## EXERCISE DIRECTIONS
Below are some entries. Copy each line that holds the string "cdot".

[START OF EXCERPTED DATA]

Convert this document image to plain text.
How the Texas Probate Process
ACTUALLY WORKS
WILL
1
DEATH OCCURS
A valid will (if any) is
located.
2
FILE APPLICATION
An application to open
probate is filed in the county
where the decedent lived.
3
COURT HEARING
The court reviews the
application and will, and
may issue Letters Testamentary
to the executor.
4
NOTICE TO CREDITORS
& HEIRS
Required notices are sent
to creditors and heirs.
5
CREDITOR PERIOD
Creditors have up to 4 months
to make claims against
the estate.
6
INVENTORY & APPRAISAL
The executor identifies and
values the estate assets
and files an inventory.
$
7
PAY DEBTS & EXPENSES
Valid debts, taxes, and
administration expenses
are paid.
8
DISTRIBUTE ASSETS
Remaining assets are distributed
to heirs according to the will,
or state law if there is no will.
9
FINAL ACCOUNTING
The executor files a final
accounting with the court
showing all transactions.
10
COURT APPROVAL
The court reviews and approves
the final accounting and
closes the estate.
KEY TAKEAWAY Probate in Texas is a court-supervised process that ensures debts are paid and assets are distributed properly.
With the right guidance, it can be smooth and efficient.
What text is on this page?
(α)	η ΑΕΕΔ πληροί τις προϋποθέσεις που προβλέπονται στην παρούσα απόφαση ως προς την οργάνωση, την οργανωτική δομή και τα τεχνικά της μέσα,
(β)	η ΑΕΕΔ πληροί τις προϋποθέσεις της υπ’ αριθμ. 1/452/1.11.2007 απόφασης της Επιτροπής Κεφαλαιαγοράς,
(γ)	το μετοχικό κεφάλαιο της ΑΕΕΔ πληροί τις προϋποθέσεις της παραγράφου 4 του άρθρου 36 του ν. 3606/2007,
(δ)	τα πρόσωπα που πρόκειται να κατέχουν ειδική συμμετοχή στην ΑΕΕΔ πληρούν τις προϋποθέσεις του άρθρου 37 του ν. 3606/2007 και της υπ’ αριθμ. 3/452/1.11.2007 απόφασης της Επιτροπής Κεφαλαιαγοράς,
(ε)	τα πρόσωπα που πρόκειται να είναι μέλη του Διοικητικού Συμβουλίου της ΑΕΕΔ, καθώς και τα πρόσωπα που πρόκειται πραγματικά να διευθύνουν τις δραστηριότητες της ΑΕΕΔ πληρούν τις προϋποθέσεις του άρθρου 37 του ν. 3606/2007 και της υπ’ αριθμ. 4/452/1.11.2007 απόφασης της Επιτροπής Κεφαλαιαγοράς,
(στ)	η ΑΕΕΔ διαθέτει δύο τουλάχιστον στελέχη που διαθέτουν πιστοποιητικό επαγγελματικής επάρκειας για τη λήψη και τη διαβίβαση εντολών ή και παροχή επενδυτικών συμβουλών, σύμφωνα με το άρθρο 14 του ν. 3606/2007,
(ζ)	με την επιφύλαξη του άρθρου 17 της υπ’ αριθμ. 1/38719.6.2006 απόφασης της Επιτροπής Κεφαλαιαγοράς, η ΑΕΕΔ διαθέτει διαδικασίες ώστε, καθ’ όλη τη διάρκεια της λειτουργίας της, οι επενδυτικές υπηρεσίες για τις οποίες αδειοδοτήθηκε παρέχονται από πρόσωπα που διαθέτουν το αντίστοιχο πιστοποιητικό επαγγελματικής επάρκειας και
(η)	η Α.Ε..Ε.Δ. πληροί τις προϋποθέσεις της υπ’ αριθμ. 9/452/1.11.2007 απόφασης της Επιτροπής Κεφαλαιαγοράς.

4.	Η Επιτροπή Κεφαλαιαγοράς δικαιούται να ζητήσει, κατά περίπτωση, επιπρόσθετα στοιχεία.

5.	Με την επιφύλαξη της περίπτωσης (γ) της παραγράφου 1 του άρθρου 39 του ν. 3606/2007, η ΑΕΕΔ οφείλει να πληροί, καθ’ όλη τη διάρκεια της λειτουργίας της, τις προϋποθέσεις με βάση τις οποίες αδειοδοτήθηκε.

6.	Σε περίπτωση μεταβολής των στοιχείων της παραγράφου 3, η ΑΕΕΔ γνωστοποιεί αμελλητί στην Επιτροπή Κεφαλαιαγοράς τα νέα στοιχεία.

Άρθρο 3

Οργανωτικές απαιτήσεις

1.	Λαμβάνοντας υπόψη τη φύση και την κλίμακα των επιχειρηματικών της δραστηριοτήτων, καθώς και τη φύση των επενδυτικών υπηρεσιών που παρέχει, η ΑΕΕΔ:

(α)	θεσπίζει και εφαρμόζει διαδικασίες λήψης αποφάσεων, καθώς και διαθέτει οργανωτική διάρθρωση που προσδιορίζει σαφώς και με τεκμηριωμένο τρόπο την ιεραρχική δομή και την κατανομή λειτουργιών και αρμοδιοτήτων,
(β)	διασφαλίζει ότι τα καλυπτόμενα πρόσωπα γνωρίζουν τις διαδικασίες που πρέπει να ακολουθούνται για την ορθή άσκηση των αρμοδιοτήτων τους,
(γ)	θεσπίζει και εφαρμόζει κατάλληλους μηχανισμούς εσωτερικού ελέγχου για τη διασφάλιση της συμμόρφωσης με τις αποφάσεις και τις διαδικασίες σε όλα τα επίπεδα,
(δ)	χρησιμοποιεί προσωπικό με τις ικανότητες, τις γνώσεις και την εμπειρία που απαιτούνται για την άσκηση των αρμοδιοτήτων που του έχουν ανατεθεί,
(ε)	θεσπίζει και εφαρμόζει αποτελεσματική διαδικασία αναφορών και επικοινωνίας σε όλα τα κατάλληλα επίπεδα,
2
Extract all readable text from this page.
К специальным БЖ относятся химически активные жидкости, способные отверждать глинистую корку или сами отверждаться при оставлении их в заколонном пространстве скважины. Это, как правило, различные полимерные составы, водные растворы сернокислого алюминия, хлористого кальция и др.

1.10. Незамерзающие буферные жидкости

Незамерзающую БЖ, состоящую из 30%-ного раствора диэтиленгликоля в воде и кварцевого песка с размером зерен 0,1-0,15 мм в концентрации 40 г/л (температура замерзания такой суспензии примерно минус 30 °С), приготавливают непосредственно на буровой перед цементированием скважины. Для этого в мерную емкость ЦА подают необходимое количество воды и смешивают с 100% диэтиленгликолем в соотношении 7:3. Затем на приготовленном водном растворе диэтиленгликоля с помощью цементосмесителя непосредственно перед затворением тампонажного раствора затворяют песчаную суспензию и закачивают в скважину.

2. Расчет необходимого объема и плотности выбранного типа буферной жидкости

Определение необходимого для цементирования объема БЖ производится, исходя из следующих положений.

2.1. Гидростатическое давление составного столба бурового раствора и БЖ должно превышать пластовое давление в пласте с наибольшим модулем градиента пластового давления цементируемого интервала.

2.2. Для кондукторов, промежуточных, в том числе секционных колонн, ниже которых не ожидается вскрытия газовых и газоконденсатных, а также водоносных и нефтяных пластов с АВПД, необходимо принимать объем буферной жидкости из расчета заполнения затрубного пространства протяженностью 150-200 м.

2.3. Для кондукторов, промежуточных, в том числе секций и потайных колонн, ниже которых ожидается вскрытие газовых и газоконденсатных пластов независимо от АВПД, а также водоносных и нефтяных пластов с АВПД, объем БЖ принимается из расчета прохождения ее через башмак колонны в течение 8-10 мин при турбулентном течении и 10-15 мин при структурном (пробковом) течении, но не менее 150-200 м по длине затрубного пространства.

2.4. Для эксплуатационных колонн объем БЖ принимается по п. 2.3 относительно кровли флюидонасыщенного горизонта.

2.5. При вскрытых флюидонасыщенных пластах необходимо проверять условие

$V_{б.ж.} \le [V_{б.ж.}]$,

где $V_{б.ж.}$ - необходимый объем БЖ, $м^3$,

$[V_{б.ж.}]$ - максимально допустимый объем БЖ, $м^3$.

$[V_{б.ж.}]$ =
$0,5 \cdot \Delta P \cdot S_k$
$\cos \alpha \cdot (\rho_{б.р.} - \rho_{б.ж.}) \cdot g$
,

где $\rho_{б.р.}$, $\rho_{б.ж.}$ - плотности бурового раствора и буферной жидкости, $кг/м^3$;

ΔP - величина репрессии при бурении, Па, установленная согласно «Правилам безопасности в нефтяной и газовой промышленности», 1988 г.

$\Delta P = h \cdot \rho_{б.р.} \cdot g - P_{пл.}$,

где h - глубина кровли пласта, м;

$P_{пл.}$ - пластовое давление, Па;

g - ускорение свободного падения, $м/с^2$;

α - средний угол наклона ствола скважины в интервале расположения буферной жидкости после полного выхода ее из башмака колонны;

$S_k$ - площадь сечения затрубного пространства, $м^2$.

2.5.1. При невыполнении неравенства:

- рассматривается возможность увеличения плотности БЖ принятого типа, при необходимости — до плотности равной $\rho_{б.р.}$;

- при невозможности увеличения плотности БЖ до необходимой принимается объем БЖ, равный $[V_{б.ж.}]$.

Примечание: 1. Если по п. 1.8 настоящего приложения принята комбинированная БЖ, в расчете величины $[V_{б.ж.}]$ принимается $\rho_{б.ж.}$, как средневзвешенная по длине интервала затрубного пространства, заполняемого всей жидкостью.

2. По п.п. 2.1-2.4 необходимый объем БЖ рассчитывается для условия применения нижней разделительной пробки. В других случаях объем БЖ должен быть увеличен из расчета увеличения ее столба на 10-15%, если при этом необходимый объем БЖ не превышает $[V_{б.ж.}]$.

[END OF EXCERPTED DATA]

## THE OUTPUT
$0,5 \cdot \Delta P \cdot S_k$
$\cos \alpha \cdot (\rho_{б.р.} - \rho_{б.ж.}) \cdot g$
$\Delta P = h \cdot \rho_{б.р.} \cdot g - P_{пл.}$,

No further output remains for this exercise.